● THE EXERCISE
Reproduce every line of the material below, but drop the pictures.
═══ DATASET EXTRACT
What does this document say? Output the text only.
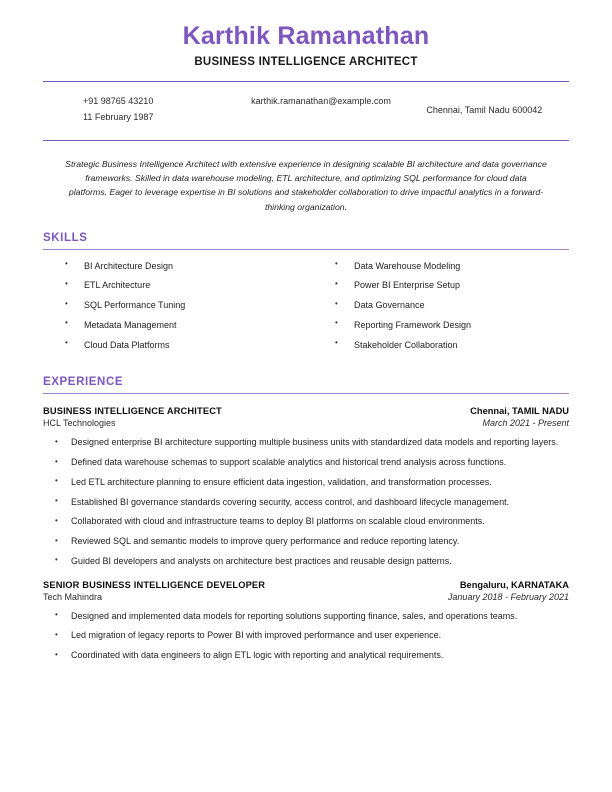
Karthik Ramanathan
BUSINESS INTELLIGENCE ARCHITECT
+91 98765 43210
11 February 1987
karthik.ramanathan@example.com
Chennai, Tamil Nadu 600042
Strategic Business Intelligence Architect with extensive experience in designing scalable BI architecture and data governance frameworks. Skilled in data warehouse modeling, ETL architecture, and optimizing SQL performance for cloud data platforms. Eager to leverage expertise in BI solutions and stakeholder collaboration to drive impactful analytics in a forward-thinking organization.
SKILLS
• BI Architecture Design
• ETL Architecture
• SQL Performance Tuning
• Metadata Management
• Cloud Data Platforms
• Data Warehouse Modeling
• Power BI Enterprise Setup
• Data Governance
• Reporting Framework Design
• Stakeholder Collaboration
EXPERIENCE
BUSINESS INTELLIGENCE ARCHITECT	Chennai, TAMIL NADU
HCL Technologies	March 2021 - Present
• Designed enterprise BI architecture supporting multiple business units with standardized data models and reporting layers.
• Defined data warehouse schemas to support scalable analytics and historical trend analysis across functions.
• Led ETL architecture planning to ensure efficient data ingestion, validation, and transformation processes.
• Established BI governance standards covering security, access control, and dashboard lifecycle management.
• Collaborated with cloud and infrastructure teams to deploy BI platforms on scalable cloud environments.
• Reviewed SQL and semantic models to improve query performance and reduce reporting latency.
• Guided BI developers and analysts on architecture best practices and reusable design patterns.
SENIOR BUSINESS INTELLIGENCE DEVELOPER	Bengaluru, KARNATAKA
Tech Mahindra	January 2018 - February 2021
• Designed and implemented data models for reporting solutions supporting finance, sales, and operations teams.
• Led migration of legacy reports to Power BI with improved performance and user experience.
• Coordinated with data engineers to align ETL logic with reporting and analytical requirements.
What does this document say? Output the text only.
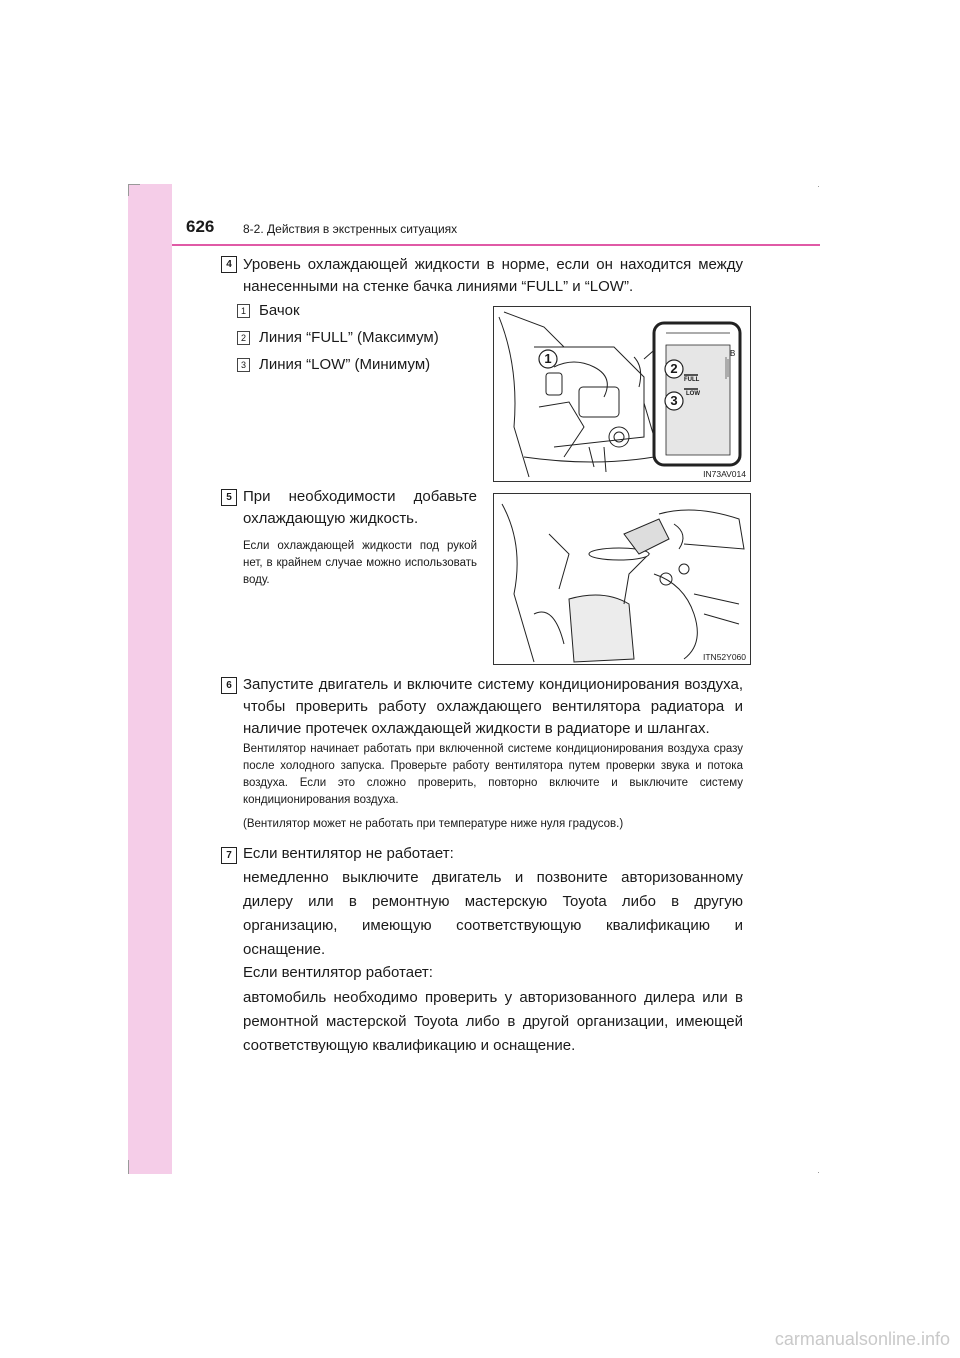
626 8-2. Действия в экстренных ситуациях
4 Уровень охлаждающей жидкости в норме, если он находится между нанесенными на стенке бачка линиями “FULL” и “LOW”.
1 Бачок
2 Линия “FULL” (Максимум)
3 Линия “LOW” (Минимум)	1
2
3
B
FULL
LOW
IN73AV014
5 При необходимости добавьте охлаждающую жидкость.
Если охлаждающей жидкости под рукой нет, в крайнем случае можно использовать воду.
ITN52Y060
6 Запустите двигатель и включите систему кондиционирования воздуха, чтобы проверить работу охлаждающего вентилятора радиатора и наличие протечек охлаждающей жидкости в радиаторе и шлангах.
Вентилятор начинает работать при включенной системе кондиционирования воздуха сразу после холодного запуска. Проверьте работу вентилятора путем проверки звука и потока воздуха. Если это сложно проверить, повторно включите и выключите систему кондиционирования воздуха.
(Вентилятор может не работать при температуре ниже нуля градусов.)
7 Если вентилятор не работает:
немедленно выключите двигатель и позвоните авторизованному дилеру или в ремонтную мастерскую Toyota либо в другую организацию, имеющую соответствующую квалификацию и оснащение.
Если вентилятор работает:
автомобиль необходимо проверить у авторизованного дилера или в ремонтной мастерской Toyota либо в другой организации, имеющей соответствующую квалификацию и оснащение.
carmanualsonline.info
══════
● TASK RESULT
What does this document say? Output the text only.
Karthik Ramanathan
BUSINESS INTELLIGENCE ARCHITECT
+91 98765 43210
11 February 1987
karthik.ramanathan@example.com
Chennai, Tamil Nadu 600042
Strategic Business Intelligence Architect with extensive experience in designing scalable BI architecture and data governance frameworks. Skilled in data warehouse modeling, ETL architecture, and optimizing SQL performance for cloud data platforms. Eager to leverage expertise in BI solutions and stakeholder collaboration to drive impactful analytics in a forward-thinking organization.
SKILLS
• BI Architecture Design
• ETL Architecture
• SQL Performance Tuning
• Metadata Management
• Cloud Data Platforms
• Data Warehouse Modeling
• Power BI Enterprise Setup
• Data Governance
• Reporting Framework Design
• Stakeholder Collaboration
EXPERIENCE
BUSINESS INTELLIGENCE ARCHITECT	Chennai, TAMIL NADU
HCL Technologies	March 2021 - Present
• Designed enterprise BI architecture supporting multiple business units with standardized data models and reporting layers.
• Defined data warehouse schemas to support scalable analytics and historical trend analysis across functions.
• Led ETL architecture planning to ensure efficient data ingestion, validation, and transformation processes.
• Established BI governance standards covering security, access control, and dashboard lifecycle management.
• Collaborated with cloud and infrastructure teams to deploy BI platforms on scalable cloud environments.
• Reviewed SQL and semantic models to improve query performance and reduce reporting latency.
• Guided BI developers and analysts on architecture best practices and reusable design patterns.
SENIOR BUSINESS INTELLIGENCE DEVELOPER	Bengaluru, KARNATAKA
Tech Mahindra	January 2018 - February 2021
• Designed and implemented data models for reporting solutions supporting finance, sales, and operations teams.
• Led migration of legacy reports to Power BI with improved performance and user experience.
• Coordinated with data engineers to align ETL logic with reporting and analytical requirements.
What does this document say? Output the text only.
626 8-2. Действия в экстренных ситуациях
4 Уровень охлаждающей жидкости в норме, если он находится между нанесенными на стенке бачка линиями “FULL” и “LOW”.
1 Бачок
2 Линия “FULL” (Максимум)
3 Линия “LOW” (Минимум)	1
2
3
B
FULL
LOW
IN73AV014
5 При необходимости добавьте охлаждающую жидкость.
Если охлаждающей жидкости под рукой нет, в крайнем случае можно использовать воду.
ITN52Y060
6 Запустите двигатель и включите систему кондиционирования воздуха, чтобы проверить работу охлаждающего вентилятора радиатора и наличие протечек охлаждающей жидкости в радиаторе и шлангах.
Вентилятор начинает работать при включенной системе кондиционирования воздуха сразу после холодного запуска. Проверьте работу вентилятора путем проверки звука и потока воздуха. Если это сложно проверить, повторно включите и выключите систему кондиционирования воздуха.
(Вентилятор может не работать при температуре ниже нуля градусов.)
7 Если вентилятор не работает:
немедленно выключите двигатель и позвоните авторизованному дилеру или в ремонтную мастерскую Toyota либо в другую организацию, имеющую соответствующую квалификацию и оснащение.
Если вентилятор работает:
автомобиль необходимо проверить у авторизованного дилера или в ремонтной мастерской Toyota либо в другой организации, имеющей соответствующую квалификацию и оснащение.
carmanualsonline.info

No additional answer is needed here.